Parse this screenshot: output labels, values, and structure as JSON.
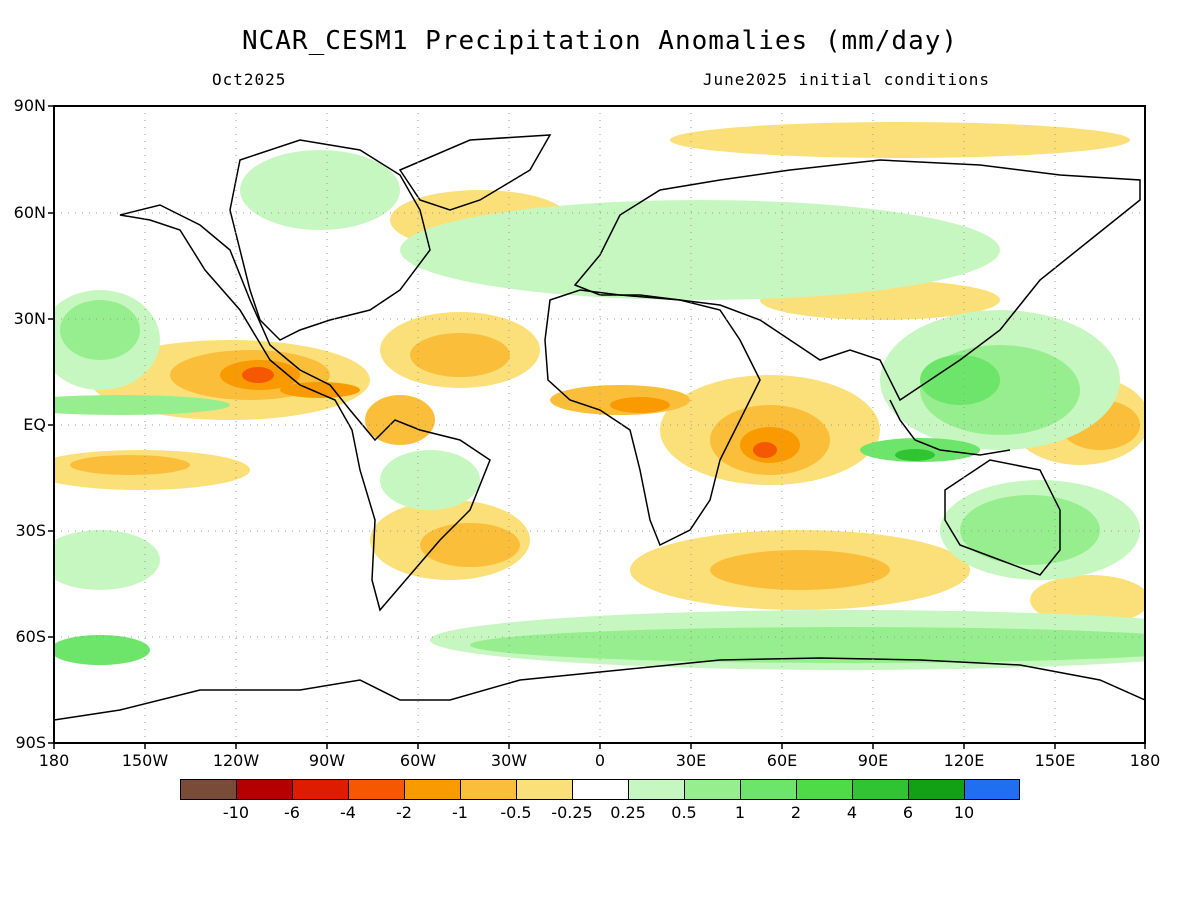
{
  "title": "NCAR_CESM1 Precipitation Anomalies (mm/day)",
  "subtitle_left": "Oct2025",
  "subtitle_right": "June2025 initial conditions",
  "lat_labels": [
    "90N",
    "60N",
    "30N",
    "EQ",
    "30S",
    "60S",
    "90S"
  ],
  "lon_labels": [
    "180",
    "150W",
    "120W",
    "90W",
    "60W",
    "30W",
    "0",
    "30E",
    "60E",
    "90E",
    "120E",
    "150E",
    "180"
  ],
  "colorbar": {
    "colors": [
      "#7b4b3a",
      "#b50000",
      "#dd1c00",
      "#f55800",
      "#f99a00",
      "#fbbe3b",
      "#fbe07a",
      "#ffffff",
      "#c7f7c0",
      "#97ee8e",
      "#6de46a",
      "#4ddc48",
      "#31c432",
      "#12a014",
      "#1f6ff0"
    ],
    "labels": [
      "-10",
      "-6",
      "-4",
      "-2",
      "-1",
      "-0.5",
      "-0.25",
      "0.25",
      "0.5",
      "1",
      "2",
      "4",
      "6",
      "10"
    ]
  },
  "legend_colors": {
    "dry_strong": "#f55800",
    "dry_moderate": "#f99a00",
    "dry_weak": "#fbe07a",
    "wet_weak": "#c7f7c0",
    "wet_moderate": "#6de46a",
    "wet_strong": "#31c432"
  }
}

________________

▶ **Directions**:
From the listing above, print every entry precisely and drop the pictures.

▶ **Completed exercise**:
Parse this screenshot: output labels, values, and structure as JSON.
{
  "title": "NCAR_CESM1 Precipitation Anomalies (mm/day)",
  "subtitle_left": "Oct2025",
  "subtitle_right": "June2025 initial conditions",
  "lat_labels": [
    "90N",
    "60N",
    "30N",
    "EQ",
    "30S",
    "60S",
    "90S"
  ],
  "lon_labels": [
    "180",
    "150W",
    "120W",
    "90W",
    "60W",
    "30W",
    "0",
    "30E",
    "60E",
    "90E",
    "120E",
    "150E",
    "180"
  ],
  "colorbar": {
    "colors": [
      "#7b4b3a",
      "#b50000",
      "#dd1c00",
      "#f55800",
      "#f99a00",
      "#fbbe3b",
      "#fbe07a",
      "#ffffff",
      "#c7f7c0",
      "#97ee8e",
      "#6de46a",
      "#4ddc48",
      "#31c432",
      "#12a014",
      "#1f6ff0"
    ],
    "labels": [
      "-10",
      "-6",
      "-4",
      "-2",
      "-1",
      "-0.5",
      "-0.25",
      "0.25",
      "0.5",
      "1",
      "2",
      "4",
      "6",
      "10"
    ]
  },
  "legend_colors": {
    "dry_strong": "#f55800",
    "dry_moderate": "#f99a00",
    "dry_weak": "#fbe07a",
    "wet_weak": "#c7f7c0",
    "wet_moderate": "#6de46a",
    "wet_strong": "#31c432"
  }
}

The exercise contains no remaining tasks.